[EXCERPTED TEXT]:
↓↓↓

GREENSBORO -- More than 30 drug defendants investigated by three former
Davidson County narcotics officers have had cases dismissed or convictions
overturned since the officers were charged last December with distributing
drugs themselves.

Most of those dismissals occurred as the narcotics officers negotiated
guilty pleas and sentences.

But a new request by Terrence Maurice Barriet, a Lexington man convicted
two years ago on federal charges of possessing with intent to distribute
cocaine and possessing a firearm by a convicted felon, breaks new ground.

Accompanying Barriet's court motion is an affidavit signed by one of the
narcotics officers, Scott Woodall, admitting that the crack cocaine used as
evidence against Barriet was planted.

Barriet, serving a 10-year term, and Woodall, sentenced to 27 years, are
now residents of the same prison - the Federal Correctional Institution at
Manchester, Ky.

In May, two months after Woodall pleaded guilty to conspiracy to distribute
four kinds of drugs, extortion, and carrying a firearm during a crime of
violence, Barriet filed a Section 2255 motion to vacate, set aside or
correct his sentence. Barriet is serving as his own lawyer.

In August, after running into procedural delays and less than a month after
U.S. District Judge William Osteen sent Woodall to prison, Barriet renewed
the motion.

Barriet, 32, has had a decade of trouble with the law. He worked as a
jailer under former sheriff Jim Johnson for not quite eight months in 1992
- - resigning, he states in a court document, after being falsely accused of
selling drugs.

In the 10 years since, he has been charged with a long list of offenses,
including possession of drugs and drug paraphernalia, carrying a concealed
weapon, assault on a female, nonsupport of an illegitimate child and
writing worthless checks.

↑↑↑

[SHORT TASK A]:
Quote the news article about the Davidson County narcotics officers in full, word for word.
[SHORT TASK B]:
Print the records from their very first line through the line that contains "The AC input voltage 8 is at (166, 398).", unchanged and including both of those lines.

[LISTED RECORDS]:
↓↓↓

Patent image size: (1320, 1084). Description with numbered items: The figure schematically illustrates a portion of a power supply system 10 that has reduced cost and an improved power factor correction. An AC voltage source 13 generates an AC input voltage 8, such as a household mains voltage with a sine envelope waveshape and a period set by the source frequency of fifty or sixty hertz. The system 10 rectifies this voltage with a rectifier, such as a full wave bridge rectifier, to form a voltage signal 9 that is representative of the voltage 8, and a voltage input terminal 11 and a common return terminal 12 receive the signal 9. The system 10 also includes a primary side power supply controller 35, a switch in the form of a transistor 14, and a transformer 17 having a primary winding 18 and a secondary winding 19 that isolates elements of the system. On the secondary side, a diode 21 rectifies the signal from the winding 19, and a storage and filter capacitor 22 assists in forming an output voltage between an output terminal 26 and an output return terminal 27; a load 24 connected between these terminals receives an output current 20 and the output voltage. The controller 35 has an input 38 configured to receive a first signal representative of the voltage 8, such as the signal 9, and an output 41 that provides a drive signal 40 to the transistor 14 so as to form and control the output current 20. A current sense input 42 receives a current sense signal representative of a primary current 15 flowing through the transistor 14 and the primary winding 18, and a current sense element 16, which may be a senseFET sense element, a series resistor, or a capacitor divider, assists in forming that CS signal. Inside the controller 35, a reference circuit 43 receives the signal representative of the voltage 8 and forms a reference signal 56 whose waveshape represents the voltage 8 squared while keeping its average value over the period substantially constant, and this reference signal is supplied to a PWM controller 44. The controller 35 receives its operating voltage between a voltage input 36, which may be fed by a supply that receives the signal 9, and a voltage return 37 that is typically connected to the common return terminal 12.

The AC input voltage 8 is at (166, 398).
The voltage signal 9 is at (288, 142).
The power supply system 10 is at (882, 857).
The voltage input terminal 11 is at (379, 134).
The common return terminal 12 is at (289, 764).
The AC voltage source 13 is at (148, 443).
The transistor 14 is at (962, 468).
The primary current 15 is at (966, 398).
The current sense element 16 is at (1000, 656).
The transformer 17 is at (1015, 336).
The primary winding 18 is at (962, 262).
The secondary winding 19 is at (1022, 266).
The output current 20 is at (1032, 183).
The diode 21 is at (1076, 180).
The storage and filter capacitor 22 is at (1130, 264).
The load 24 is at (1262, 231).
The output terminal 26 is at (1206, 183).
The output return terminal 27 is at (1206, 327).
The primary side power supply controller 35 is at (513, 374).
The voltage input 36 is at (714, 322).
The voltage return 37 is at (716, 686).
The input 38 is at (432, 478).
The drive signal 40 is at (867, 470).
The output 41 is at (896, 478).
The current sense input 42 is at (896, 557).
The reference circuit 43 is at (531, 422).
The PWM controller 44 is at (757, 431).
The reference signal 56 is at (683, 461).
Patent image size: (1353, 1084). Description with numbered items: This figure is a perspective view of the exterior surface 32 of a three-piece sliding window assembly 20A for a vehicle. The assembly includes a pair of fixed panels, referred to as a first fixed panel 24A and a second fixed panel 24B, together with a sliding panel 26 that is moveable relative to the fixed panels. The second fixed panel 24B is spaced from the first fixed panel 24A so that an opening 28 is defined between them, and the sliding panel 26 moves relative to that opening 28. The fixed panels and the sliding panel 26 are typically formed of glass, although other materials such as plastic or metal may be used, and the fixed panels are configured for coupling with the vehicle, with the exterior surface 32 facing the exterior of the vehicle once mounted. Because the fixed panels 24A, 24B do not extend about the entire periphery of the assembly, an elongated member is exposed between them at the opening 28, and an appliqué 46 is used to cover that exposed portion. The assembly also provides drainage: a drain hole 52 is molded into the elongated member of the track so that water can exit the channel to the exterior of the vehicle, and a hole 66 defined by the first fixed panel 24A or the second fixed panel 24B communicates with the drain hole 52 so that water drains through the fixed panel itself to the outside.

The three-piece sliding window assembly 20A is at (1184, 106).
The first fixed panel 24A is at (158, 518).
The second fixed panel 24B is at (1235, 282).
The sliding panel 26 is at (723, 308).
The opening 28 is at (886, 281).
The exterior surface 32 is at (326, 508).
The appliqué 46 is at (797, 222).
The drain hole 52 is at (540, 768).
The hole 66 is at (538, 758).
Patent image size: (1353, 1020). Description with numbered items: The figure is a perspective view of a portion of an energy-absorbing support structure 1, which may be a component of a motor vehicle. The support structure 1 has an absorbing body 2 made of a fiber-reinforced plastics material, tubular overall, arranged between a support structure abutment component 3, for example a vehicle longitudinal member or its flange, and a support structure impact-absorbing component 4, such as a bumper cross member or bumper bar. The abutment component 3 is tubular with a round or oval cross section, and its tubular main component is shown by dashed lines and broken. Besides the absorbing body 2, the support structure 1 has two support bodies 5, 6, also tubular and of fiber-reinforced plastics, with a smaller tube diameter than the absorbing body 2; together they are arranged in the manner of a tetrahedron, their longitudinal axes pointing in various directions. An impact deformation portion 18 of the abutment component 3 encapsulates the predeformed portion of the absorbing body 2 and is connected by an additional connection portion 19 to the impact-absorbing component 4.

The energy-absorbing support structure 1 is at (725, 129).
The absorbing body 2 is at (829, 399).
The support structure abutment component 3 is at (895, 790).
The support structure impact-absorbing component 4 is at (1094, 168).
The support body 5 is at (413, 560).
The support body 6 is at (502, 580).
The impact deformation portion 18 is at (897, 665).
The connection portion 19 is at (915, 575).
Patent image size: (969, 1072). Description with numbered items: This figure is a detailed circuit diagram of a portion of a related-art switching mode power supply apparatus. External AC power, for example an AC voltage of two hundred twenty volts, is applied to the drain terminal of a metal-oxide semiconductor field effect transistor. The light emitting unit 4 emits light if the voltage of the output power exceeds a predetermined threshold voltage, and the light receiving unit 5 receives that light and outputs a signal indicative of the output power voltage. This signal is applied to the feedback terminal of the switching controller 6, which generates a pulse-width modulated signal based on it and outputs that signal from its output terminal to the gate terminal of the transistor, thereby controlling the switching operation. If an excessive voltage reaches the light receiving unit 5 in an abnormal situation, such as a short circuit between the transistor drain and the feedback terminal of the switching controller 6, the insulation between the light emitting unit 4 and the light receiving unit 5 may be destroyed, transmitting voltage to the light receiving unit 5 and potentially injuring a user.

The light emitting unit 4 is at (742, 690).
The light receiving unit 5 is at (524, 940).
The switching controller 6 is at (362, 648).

↑↑↑

[EXERCISE RESPONSE A]:
GREENSBORO -- More than 30 drug defendants investigated by three former
Davidson County narcotics officers have had cases dismissed or convictions
overturned since the officers were charged last December with distributing
drugs themselves.

Most of those dismissals occurred as the narcotics officers negotiated
guilty pleas and sentences.

But a new request by Terrence Maurice Barriet, a Lexington man convicted
two years ago on federal charges of possessing with intent to distribute
cocaine and possessing a firearm by a convicted felon, breaks new ground.

Accompanying Barriet's court motion is an affidavit signed by one of the
narcotics officers, Scott Woodall, admitting that the crack cocaine used as
evidence against Barriet was planted.

Barriet, serving a 10-year term, and Woodall, sentenced to 27 years, are
now residents of the same prison - the Federal Correctional Institution at
Manchester, Ky.

In May, two months after Woodall pleaded guilty to conspiracy to distribute
four kinds of drugs, extortion, and carrying a firearm during a crime of
violence, Barriet filed a Section 2255 motion to vacate, set aside or
correct his sentence. Barriet is serving as his own lawyer.

In August, after running into procedural delays and less than a month after
U.S. District Judge William Osteen sent Woodall to prison, Barriet renewed
the motion.

Barriet, 32, has had a decade of trouble with the law. He worked as a
jailer under former sheriff Jim Johnson for not quite eight months in 1992
- - resigning, he states in a court document, after being falsely accused of
selling drugs.

In the 10 years since, he has been charged with a long list of offenses,
including possession of drugs and drug paraphernalia, carrying a concealed
weapon, assault on a female, nonsupport of an illegitimate child and
writing worthless checks.

[EXERCISE RESPONSE B]:
Patent image size: (1320, 1084). Description with numbered items: The figure schematically illustrates a portion of a power supply system 10 that has reduced cost and an improved power factor correction. An AC voltage source 13 generates an AC input voltage 8, such as a household mains voltage with a sine envelope waveshape and a period set by the source frequency of fifty or sixty hertz. The system 10 rectifies this voltage with a rectifier, such as a full wave bridge rectifier, to form a voltage signal 9 that is representative of the voltage 8, and a voltage input terminal 11 and a common return terminal 12 receive the signal 9. The system 10 also includes a primary side power supply controller 35, a switch in the form of a transistor 14, and a transformer 17 having a primary winding 18 and a secondary winding 19 that isolates elements of the system. On the secondary side, a diode 21 rectifies the signal from the winding 19, and a storage and filter capacitor 22 assists in forming an output voltage between an output terminal 26 and an output return terminal 27; a load 24 connected between these terminals receives an output current 20 and the output voltage. The controller 35 has an input 38 configured to receive a first signal representative of the voltage 8, such as the signal 9, and an output 41 that provides a drive signal 40 to the transistor 14 so as to form and control the output current 20. A current sense input 42 receives a current sense signal representative of a primary current 15 flowing through the transistor 14 and the primary winding 18, and a current sense element 16, which may be a senseFET sense element, a series resistor, or a capacitor divider, assists in forming that CS signal. Inside the controller 35, a reference circuit 43 receives the signal representative of the voltage 8 and forms a reference signal 56 whose waveshape represents the voltage 8 squared while keeping its average value over the period substantially constant, and this reference signal is supplied to a PWM controller 44. The controller 35 receives its operating voltage between a voltage input 36, which may be fed by a supply that receives the signal 9, and a voltage return 37 that is typically connected to the common return terminal 12.

The AC input voltage 8 is at (166, 398).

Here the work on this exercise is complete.